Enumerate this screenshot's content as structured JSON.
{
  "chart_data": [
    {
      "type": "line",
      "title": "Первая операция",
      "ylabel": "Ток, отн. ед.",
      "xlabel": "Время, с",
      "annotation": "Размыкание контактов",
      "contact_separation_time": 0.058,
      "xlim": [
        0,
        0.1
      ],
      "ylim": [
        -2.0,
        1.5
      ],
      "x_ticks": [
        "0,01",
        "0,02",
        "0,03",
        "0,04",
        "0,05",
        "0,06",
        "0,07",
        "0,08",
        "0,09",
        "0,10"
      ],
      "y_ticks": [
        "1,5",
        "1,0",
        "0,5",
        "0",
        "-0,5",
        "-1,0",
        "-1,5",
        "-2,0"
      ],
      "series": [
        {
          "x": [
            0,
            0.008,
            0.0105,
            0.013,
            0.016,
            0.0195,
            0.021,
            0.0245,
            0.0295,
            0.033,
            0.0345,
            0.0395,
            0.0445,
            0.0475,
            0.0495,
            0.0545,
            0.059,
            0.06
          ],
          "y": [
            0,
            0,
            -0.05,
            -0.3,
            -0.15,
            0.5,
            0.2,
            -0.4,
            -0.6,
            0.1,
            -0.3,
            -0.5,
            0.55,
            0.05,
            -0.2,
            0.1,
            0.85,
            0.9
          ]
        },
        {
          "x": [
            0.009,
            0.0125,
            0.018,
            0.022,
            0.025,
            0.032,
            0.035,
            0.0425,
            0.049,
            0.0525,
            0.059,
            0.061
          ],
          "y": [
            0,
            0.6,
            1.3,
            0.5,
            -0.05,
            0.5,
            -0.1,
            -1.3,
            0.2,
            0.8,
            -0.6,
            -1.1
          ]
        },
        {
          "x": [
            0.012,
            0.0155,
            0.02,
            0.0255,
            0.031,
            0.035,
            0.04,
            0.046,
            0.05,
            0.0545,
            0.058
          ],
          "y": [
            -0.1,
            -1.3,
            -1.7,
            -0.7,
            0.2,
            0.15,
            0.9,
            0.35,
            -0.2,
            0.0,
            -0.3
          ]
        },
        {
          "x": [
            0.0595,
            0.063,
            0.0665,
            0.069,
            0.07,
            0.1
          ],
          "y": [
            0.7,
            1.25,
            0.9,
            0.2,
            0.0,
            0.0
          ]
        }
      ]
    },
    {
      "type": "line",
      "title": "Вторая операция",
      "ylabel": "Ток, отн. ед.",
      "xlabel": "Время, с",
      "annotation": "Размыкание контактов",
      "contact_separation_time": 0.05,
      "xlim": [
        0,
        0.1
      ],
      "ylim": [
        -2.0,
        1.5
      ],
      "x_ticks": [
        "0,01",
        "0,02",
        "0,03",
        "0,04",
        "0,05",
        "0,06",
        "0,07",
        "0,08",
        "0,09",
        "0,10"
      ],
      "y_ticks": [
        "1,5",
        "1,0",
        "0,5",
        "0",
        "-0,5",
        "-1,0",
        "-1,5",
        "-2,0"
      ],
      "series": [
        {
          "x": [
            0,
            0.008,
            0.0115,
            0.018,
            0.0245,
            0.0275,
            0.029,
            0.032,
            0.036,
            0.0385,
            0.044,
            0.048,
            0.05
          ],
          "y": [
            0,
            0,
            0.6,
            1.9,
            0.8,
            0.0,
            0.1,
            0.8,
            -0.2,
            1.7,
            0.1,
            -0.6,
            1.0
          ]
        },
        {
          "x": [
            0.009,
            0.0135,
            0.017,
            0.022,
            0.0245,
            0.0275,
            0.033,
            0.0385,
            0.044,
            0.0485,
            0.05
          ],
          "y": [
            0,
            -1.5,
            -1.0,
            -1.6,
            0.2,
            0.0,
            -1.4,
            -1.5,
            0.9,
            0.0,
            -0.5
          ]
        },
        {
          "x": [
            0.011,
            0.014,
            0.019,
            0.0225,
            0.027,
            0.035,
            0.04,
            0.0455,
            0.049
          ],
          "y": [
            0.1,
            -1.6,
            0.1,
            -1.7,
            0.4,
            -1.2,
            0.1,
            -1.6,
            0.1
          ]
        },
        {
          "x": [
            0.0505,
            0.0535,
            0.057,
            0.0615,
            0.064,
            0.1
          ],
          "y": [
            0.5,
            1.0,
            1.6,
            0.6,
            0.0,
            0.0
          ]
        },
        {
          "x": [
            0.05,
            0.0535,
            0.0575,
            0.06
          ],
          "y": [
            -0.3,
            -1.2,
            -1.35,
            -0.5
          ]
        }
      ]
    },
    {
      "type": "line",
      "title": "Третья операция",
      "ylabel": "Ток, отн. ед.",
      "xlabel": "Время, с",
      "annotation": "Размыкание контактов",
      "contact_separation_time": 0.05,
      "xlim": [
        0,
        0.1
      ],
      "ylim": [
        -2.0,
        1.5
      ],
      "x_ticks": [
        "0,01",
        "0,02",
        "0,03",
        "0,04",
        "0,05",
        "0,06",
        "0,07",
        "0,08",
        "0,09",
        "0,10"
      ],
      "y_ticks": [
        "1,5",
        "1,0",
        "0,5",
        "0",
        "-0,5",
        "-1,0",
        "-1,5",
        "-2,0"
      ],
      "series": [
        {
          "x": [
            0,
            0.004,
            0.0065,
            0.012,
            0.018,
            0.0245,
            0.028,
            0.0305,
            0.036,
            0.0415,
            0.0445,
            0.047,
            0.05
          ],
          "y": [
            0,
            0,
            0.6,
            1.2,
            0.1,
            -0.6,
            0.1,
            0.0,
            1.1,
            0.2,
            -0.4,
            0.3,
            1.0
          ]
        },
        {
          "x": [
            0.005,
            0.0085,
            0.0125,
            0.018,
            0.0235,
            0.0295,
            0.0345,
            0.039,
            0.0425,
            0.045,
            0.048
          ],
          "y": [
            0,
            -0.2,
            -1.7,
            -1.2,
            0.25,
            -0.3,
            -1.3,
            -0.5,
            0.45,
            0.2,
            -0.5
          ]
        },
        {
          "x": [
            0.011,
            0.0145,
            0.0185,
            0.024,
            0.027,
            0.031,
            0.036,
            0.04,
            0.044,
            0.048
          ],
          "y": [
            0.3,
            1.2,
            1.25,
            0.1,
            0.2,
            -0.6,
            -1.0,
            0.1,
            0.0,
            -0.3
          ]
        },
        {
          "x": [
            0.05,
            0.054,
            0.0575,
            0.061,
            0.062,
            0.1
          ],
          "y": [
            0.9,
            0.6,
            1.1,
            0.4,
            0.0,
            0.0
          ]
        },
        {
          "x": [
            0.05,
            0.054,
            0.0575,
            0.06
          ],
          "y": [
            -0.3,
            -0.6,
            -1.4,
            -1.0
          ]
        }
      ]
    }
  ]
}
▬▬▬
> EXERCISE AIM
Return all the data above once more, precisely as given.

> WRITTEN ANSWER
Enumerate this screenshot's content as structured JSON.
{
  "chart_data": [
    {
      "type": "line",
      "title": "Первая операция",
      "ylabel": "Ток, отн. ед.",
      "xlabel": "Время, с",
      "annotation": "Размыкание контактов",
      "contact_separation_time": 0.058,
      "xlim": [
        0,
        0.1
      ],
      "ylim": [
        -2.0,
        1.5
      ],
      "x_ticks": [
        "0,01",
        "0,02",
        "0,03",
        "0,04",
        "0,05",
        "0,06",
        "0,07",
        "0,08",
        "0,09",
        "0,10"
      ],
      "y_ticks": [
        "1,5",
        "1,0",
        "0,5",
        "0",
        "-0,5",
        "-1,0",
        "-1,5",
        "-2,0"
      ],
      "series": [
        {
          "x": [
            0,
            0.008,
            0.0105,
            0.013,
            0.016,
            0.0195,
            0.021,
            0.0245,
            0.0295,
            0.033,
            0.0345,
            0.0395,
            0.0445,
            0.0475,
            0.0495,
            0.0545,
            0.059,
            0.06
          ],
          "y": [
            0,
            0,
            -0.05,
            -0.3,
            -0.15,
            0.5,
            0.2,
            -0.4,
            -0.6,
            0.1,
            -0.3,
            -0.5,
            0.55,
            0.05,
            -0.2,
            0.1,
            0.85,
            0.9
          ]
        },
        {
          "x": [
            0.009,
            0.0125,
            0.018,
            0.022,
            0.025,
            0.032,
            0.035,
            0.0425,
            0.049,
            0.0525,
            0.059,
            0.061
          ],
          "y": [
            0,
            0.6,
            1.3,
            0.5,
            -0.05,
            0.5,
            -0.1,
            -1.3,
            0.2,
            0.8,
            -0.6,
            -1.1
          ]
        },
        {
          "x": [
            0.012,
            0.0155,
            0.02,
            0.0255,
            0.031,
            0.035,
            0.04,
            0.046,
            0.05,
            0.0545,
            0.058
          ],
          "y": [
            -0.1,
            -1.3,
            -1.7,
            -0.7,
            0.2,
            0.15,
            0.9,
            0.35,
            -0.2,
            0.0,
            -0.3
          ]
        },
        {
          "x": [
            0.0595,
            0.063,
            0.0665,
            0.069,
            0.07,
            0.1
          ],
          "y": [
            0.7,
            1.25,
            0.9,
            0.2,
            0.0,
            0.0
          ]
        }
      ]
    },
    {
      "type": "line",
      "title": "Вторая операция",
      "ylabel": "Ток, отн. ед.",
      "xlabel": "Время, с",
      "annotation": "Размыкание контактов",
      "contact_separation_time": 0.05,
      "xlim": [
        0,
        0.1
      ],
      "ylim": [
        -2.0,
        1.5
      ],
      "x_ticks": [
        "0,01",
        "0,02",
        "0,03",
        "0,04",
        "0,05",
        "0,06",
        "0,07",
        "0,08",
        "0,09",
        "0,10"
      ],
      "y_ticks": [
        "1,5",
        "1,0",
        "0,5",
        "0",
        "-0,5",
        "-1,0",
        "-1,5",
        "-2,0"
      ],
      "series": [
        {
          "x": [
            0,
            0.008,
            0.0115,
            0.018,
            0.0245,
            0.0275,
            0.029,
            0.032,
            0.036,
            0.0385,
            0.044,
            0.048,
            0.05
          ],
          "y": [
            0,
            0,
            0.6,
            1.9,
            0.8,
            0.0,
            0.1,
            0.8,
            -0.2,
            1.7,
            0.1,
            -0.6,
            1.0
          ]
        },
        {
          "x": [
            0.009,
            0.0135,
            0.017,
            0.022,
            0.0245,
            0.0275,
            0.033,
            0.0385,
            0.044,
            0.0485,
            0.05
          ],
          "y": [
            0,
            -1.5,
            -1.0,
            -1.6,
            0.2,
            0.0,
            -1.4,
            -1.5,
            0.9,
            0.0,
            -0.5
          ]
        },
        {
          "x": [
            0.011,
            0.014,
            0.019,
            0.0225,
            0.027,
            0.035,
            0.04,
            0.0455,
            0.049
          ],
          "y": [
            0.1,
            -1.6,
            0.1,
            -1.7,
            0.4,
            -1.2,
            0.1,
            -1.6,
            0.1
          ]
        },
        {
          "x": [
            0.0505,
            0.0535,
            0.057,
            0.0615,
            0.064,
            0.1
          ],
          "y": [
            0.5,
            1.0,
            1.6,
            0.6,
            0.0,
            0.0
          ]
        },
        {
          "x": [
            0.05,
            0.0535,
            0.0575,
            0.06
          ],
          "y": [
            -0.3,
            -1.2,
            -1.35,
            -0.5
          ]
        }
      ]
    },
    {
      "type": "line",
      "title": "Третья операция",
      "ylabel": "Ток, отн. ед.",
      "xlabel": "Время, с",
      "annotation": "Размыкание контактов",
      "contact_separation_time": 0.05,
      "xlim": [
        0,
        0.1
      ],
      "ylim": [
        -2.0,
        1.5
      ],
      "x_ticks": [
        "0,01",
        "0,02",
        "0,03",
        "0,04",
        "0,05",
        "0,06",
        "0,07",
        "0,08",
        "0,09",
        "0,10"
      ],
      "y_ticks": [
        "1,5",
        "1,0",
        "0,5",
        "0",
        "-0,5",
        "-1,0",
        "-1,5",
        "-2,0"
      ],
      "series": [
        {
          "x": [
            0,
            0.004,
            0.0065,
            0.012,
            0.018,
            0.0245,
            0.028,
            0.0305,
            0.036,
            0.0415,
            0.0445,
            0.047,
            0.05
          ],
          "y": [
            0,
            0,
            0.6,
            1.2,
            0.1,
            -0.6,
            0.1,
            0.0,
            1.1,
            0.2,
            -0.4,
            0.3,
            1.0
          ]
        },
        {
          "x": [
            0.005,
            0.0085,
            0.0125,
            0.018,
            0.0235,
            0.0295,
            0.0345,
            0.039,
            0.0425,
            0.045,
            0.048
          ],
          "y": [
            0,
            -0.2,
            -1.7,
            -1.2,
            0.25,
            -0.3,
            -1.3,
            -0.5,
            0.45,
            0.2,
            -0.5
          ]
        },
        {
          "x": [
            0.011,
            0.0145,
            0.0185,
            0.024,
            0.027,
            0.031,
            0.036,
            0.04,
            0.044,
            0.048
          ],
          "y": [
            0.3,
            1.2,
            1.25,
            0.1,
            0.2,
            -0.6,
            -1.0,
            0.1,
            0.0,
            -0.3
          ]
        },
        {
          "x": [
            0.05,
            0.054,
            0.0575,
            0.061,
            0.062,
            0.1
          ],
          "y": [
            0.9,
            0.6,
            1.1,
            0.4,
            0.0,
            0.0
          ]
        },
        {
          "x": [
            0.05,
            0.054,
            0.0575,
            0.06
          ],
          "y": [
            -0.3,
            -0.6,
            -1.4,
            -1.0
          ]
        }
      ]
    }
  ]
}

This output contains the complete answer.